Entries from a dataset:
———
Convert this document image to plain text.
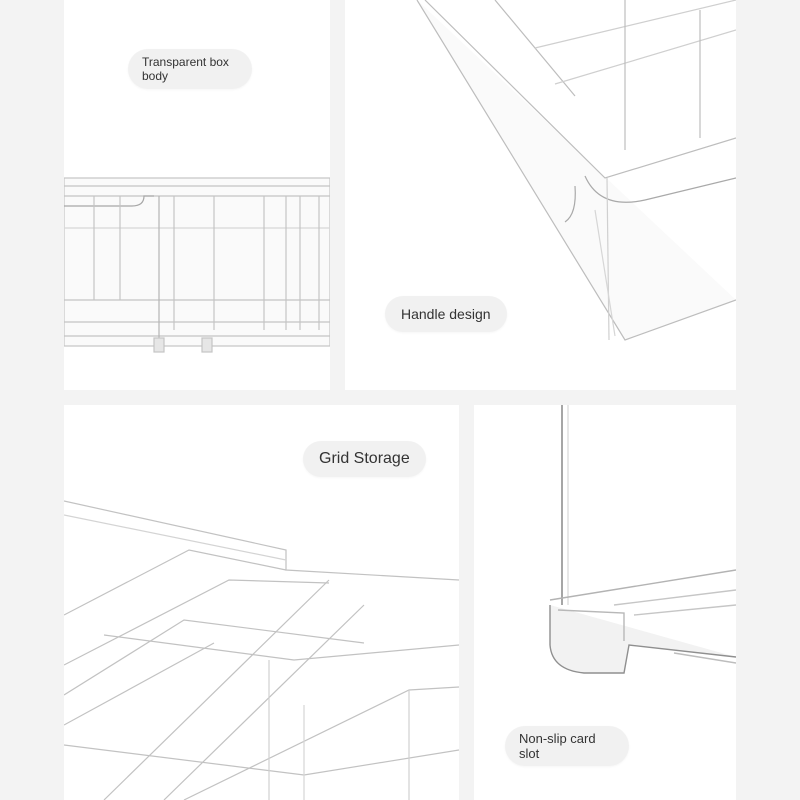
Transparent box body
Handle design
Grid Storage
Non-slip card slot
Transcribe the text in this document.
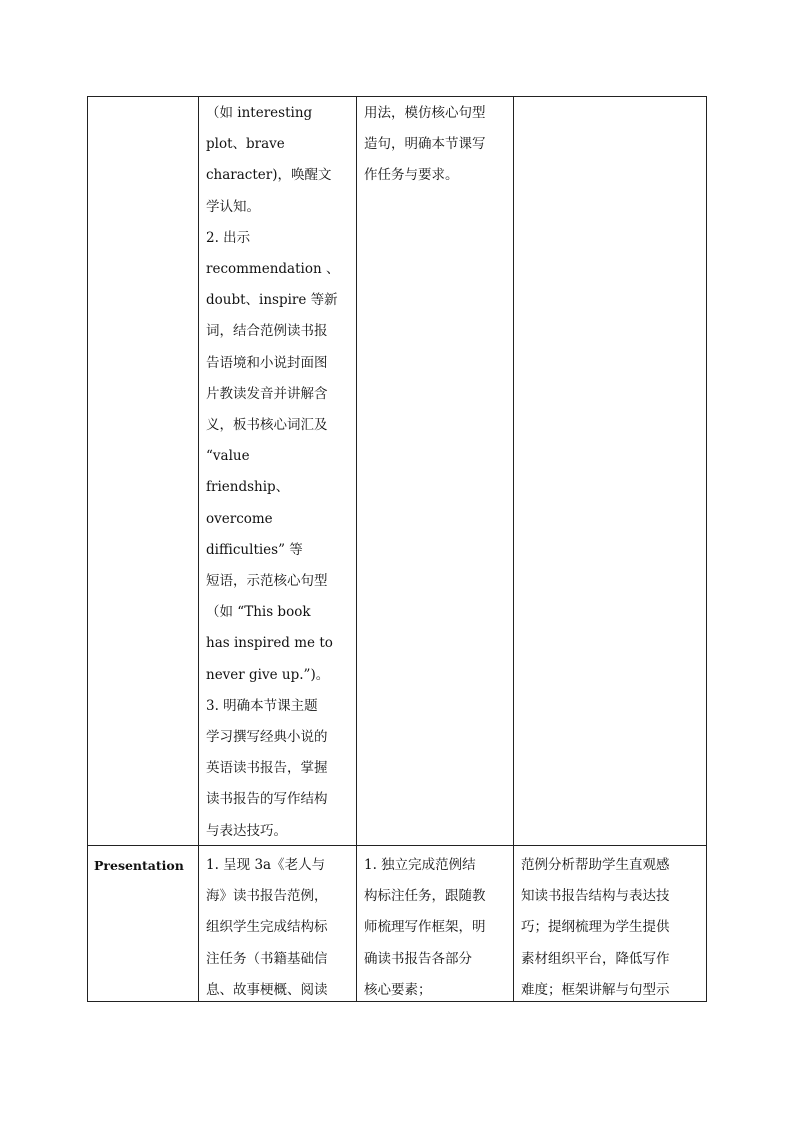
（如 interesting

plot、brave

character)，唤醒文

学认知。

2. 出示

recommendation 、

doubt、inspire 等新

词，结合范例读书报

告语境和小说封面图

片教读发音并讲解含

义，板书核心词汇及

“value

friendship、

overcome

difficulties” 等

短语，示范核心句型

（如 “This book

has inspired me to

never give up.”)。

3. 明确本节课主题

学习撰写经典小说的

英语读书报告，掌握

读书报告的写作结构

与表达技巧。

用法，模仿核心句型

造句，明确本节课写

作任务与要求。

Presentation 1. 呈现 3a《老人与

海》读书报告范例，

组织学生完成结构标

注任务（书籍基础信

息、故事梗概、阅读

1. 独立完成范例结

构标注任务，跟随教

师梳理写作框架，明

确读书报告各部分

核心要素；

范例分析帮助学生直观感

知读书报告结构与表达技

巧；提纲梳理为学生提供

素材组织平台，降低写作

难度；框架讲解与句型示
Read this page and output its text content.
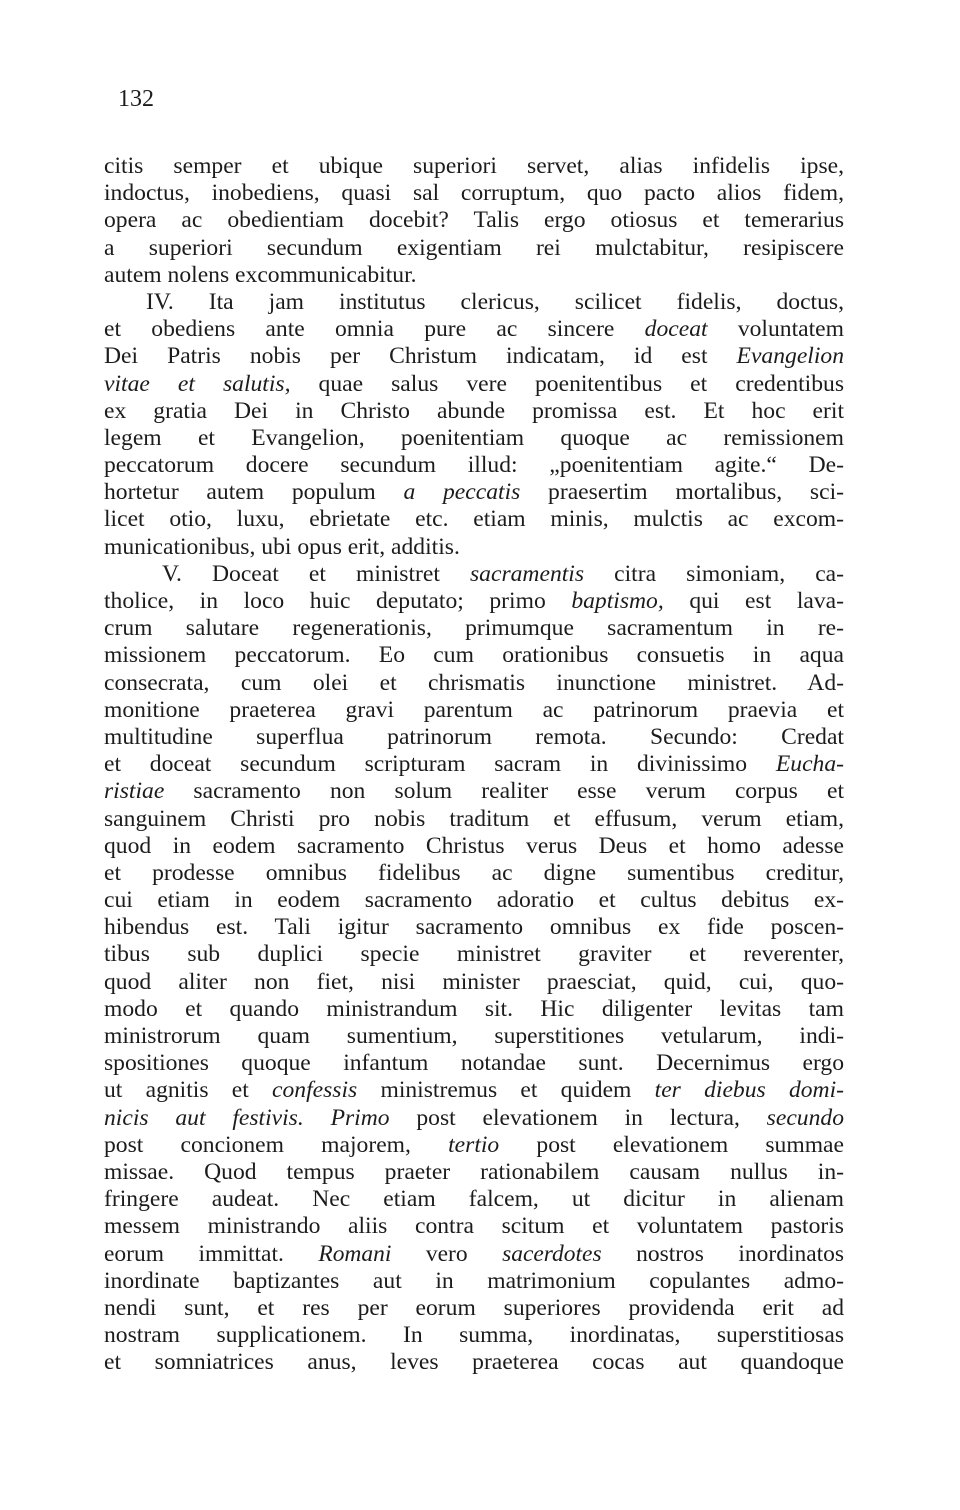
132
citis semper et ubique superiori servet, alias infidelis ipse,
indoctus, inobediens, quasi sal corruptum, quo pacto alios fidem,
opera ac obedientiam docebit? Talis ergo otiosus et temerarius
a superiori secundum exigentiam rei mulctabitur, resipiscere
autem nolens excommunicabitur.
IV. Ita jam institutus clericus, scilicet fidelis, doctus,
et obediens ante omnia pure ac sincere doceat voluntatem
Dei Patris nobis per Christum indicatam, id est Evangelion
vitae et salutis, quae salus vere poenitentibus et credentibus
ex gratia Dei in Christo abunde promissa est. Et hoc erit
legem et Evangelion, poenitentiam quoque ac remissionem
peccatorum docere secundum illud: „poenitentiam agite.“ De-
hortetur autem populum a peccatis praesertim mortalibus, sci-
licet otio, luxu, ebrietate etc. etiam minis, mulctis ac excom-
municationibus, ubi opus erit, additis.
V. Doceat et ministret sacramentis citra simoniam, ca-
tholice, in loco huic deputato; primo baptismo, qui est lava-
crum salutare regenerationis, primumque sacramentum in re-
missionem peccatorum. Eo cum orationibus consuetis in aqua
consecrata, cum olei et chrismatis inunctione ministret. Ad-
monitione praeterea gravi parentum ac patrinorum praevia et
multitudine superflua patrinorum remota. Secundo: Credat
et doceat secundum scripturam sacram in divinissimo Eucha-
ristiae sacramento non solum realiter esse verum corpus et
sanguinem Christi pro nobis traditum et effusum, verum etiam,
quod in eodem sacramento Christus verus Deus et homo adesse
et prodesse omnibus fidelibus ac digne sumentibus creditur,
cui etiam in eodem sacramento adoratio et cultus debitus ex-
hibendus est. Tali igitur sacramento omnibus ex fide poscen-
tibus sub duplici specie ministret graviter et reverenter,
quod aliter non fiet, nisi minister praesciat, quid, cui, quo-
modo et quando ministrandum sit. Hic diligenter levitas tam
ministrorum quam sumentium, superstitiones vetularum, indi-
spositiones quoque infantum notandae sunt. Decernimus ergo
ut agnitis et confessis ministremus et quidem ter diebus domi-
nicis aut festivis. Primo post elevationem in lectura, secundo
post concionem majorem, tertio post elevationem summae
missae. Quod tempus praeter rationabilem causam nullus in-
fringere audeat. Nec etiam falcem, ut dicitur in alienam
messem ministrando aliis contra scitum et voluntatem pastoris
eorum immittat. Romani vero sacerdotes nostros inordinatos
inordinate baptizantes aut in matrimonium copulantes admo-
nendi sunt, et res per eorum superiores providenda erit ad
nostram supplicationem. In summa, inordinatas, superstitiosas
et somniatrices anus, leves praeterea cocas aut quandoque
———
TO BE DONE: Write every entry out again exactly, dropping the pictures.

EXPECTED ANSWER:
Convert this document image to plain text.
Transparent box body
Handle design
Grid Storage
Non-slip card slot
Transcribe the text in this document.
（如 interesting

plot、brave

character)，唤醒文

学认知。

2. 出示

recommendation 、

doubt、inspire 等新

词，结合范例读书报

告语境和小说封面图

片教读发音并讲解含

义，板书核心词汇及

“value

friendship、

overcome

difficulties” 等

短语，示范核心句型

（如 “This book

has inspired me to

never give up.”)。

3. 明确本节课主题

学习撰写经典小说的

英语读书报告，掌握

读书报告的写作结构

与表达技巧。

用法，模仿核心句型

造句，明确本节课写

作任务与要求。

Presentation 1. 呈现 3a《老人与

海》读书报告范例，

组织学生完成结构标

注任务（书籍基础信

息、故事梗概、阅读

1. 独立完成范例结

构标注任务，跟随教

师梳理写作框架，明

确读书报告各部分

核心要素；

范例分析帮助学生直观感

知读书报告结构与表达技

巧；提纲梳理为学生提供

素材组织平台，降低写作

难度；框架讲解与句型示
Read this page and output its text content.
132
citis semper et ubique superiori servet, alias infidelis ipse,
indoctus, inobediens, quasi sal corruptum, quo pacto alios fidem,
opera ac obedientiam docebit? Talis ergo otiosus et temerarius
a superiori secundum exigentiam rei mulctabitur, resipiscere
autem nolens excommunicabitur.
IV. Ita jam institutus clericus, scilicet fidelis, doctus,
et obediens ante omnia pure ac sincere doceat voluntatem
Dei Patris nobis per Christum indicatam, id est Evangelion
vitae et salutis, quae salus vere poenitentibus et credentibus
ex gratia Dei in Christo abunde promissa est. Et hoc erit
legem et Evangelion, poenitentiam quoque ac remissionem
peccatorum docere secundum illud: „poenitentiam agite.“ De-
hortetur autem populum a peccatis praesertim mortalibus, sci-
licet otio, luxu, ebrietate etc. etiam minis, mulctis ac excom-
municationibus, ubi opus erit, additis.
V. Doceat et ministret sacramentis citra simoniam, ca-
tholice, in loco huic deputato; primo baptismo, qui est lava-
crum salutare regenerationis, primumque sacramentum in re-
missionem peccatorum. Eo cum orationibus consuetis in aqua
consecrata, cum olei et chrismatis inunctione ministret. Ad-
monitione praeterea gravi parentum ac patrinorum praevia et
multitudine superflua patrinorum remota. Secundo: Credat
et doceat secundum scripturam sacram in divinissimo Eucha-
ristiae sacramento non solum realiter esse verum corpus et
sanguinem Christi pro nobis traditum et effusum, verum etiam,
quod in eodem sacramento Christus verus Deus et homo adesse
et prodesse omnibus fidelibus ac digne sumentibus creditur,
cui etiam in eodem sacramento adoratio et cultus debitus ex-
hibendus est. Tali igitur sacramento omnibus ex fide poscen-
tibus sub duplici specie ministret graviter et reverenter,
quod aliter non fiet, nisi minister praesciat, quid, cui, quo-
modo et quando ministrandum sit. Hic diligenter levitas tam
ministrorum quam sumentium, superstitiones vetularum, indi-
spositiones quoque infantum notandae sunt. Decernimus ergo
ut agnitis et confessis ministremus et quidem ter diebus domi-
nicis aut festivis. Primo post elevationem in lectura, secundo
post concionem majorem, tertio post elevationem summae
missae. Quod tempus praeter rationabilem causam nullus in-
fringere audeat. Nec etiam falcem, ut dicitur in alienam
messem ministrando aliis contra scitum et voluntatem pastoris
eorum immittat. Romani vero sacerdotes nostros inordinatos
inordinate baptizantes aut in matrimonium copulantes admo-
nendi sunt, et res per eorum superiores providenda erit ad
nostram supplicationem. In summa, inordinatas, superstitiosas
et somniatrices anus, leves praeterea cocas aut quandoque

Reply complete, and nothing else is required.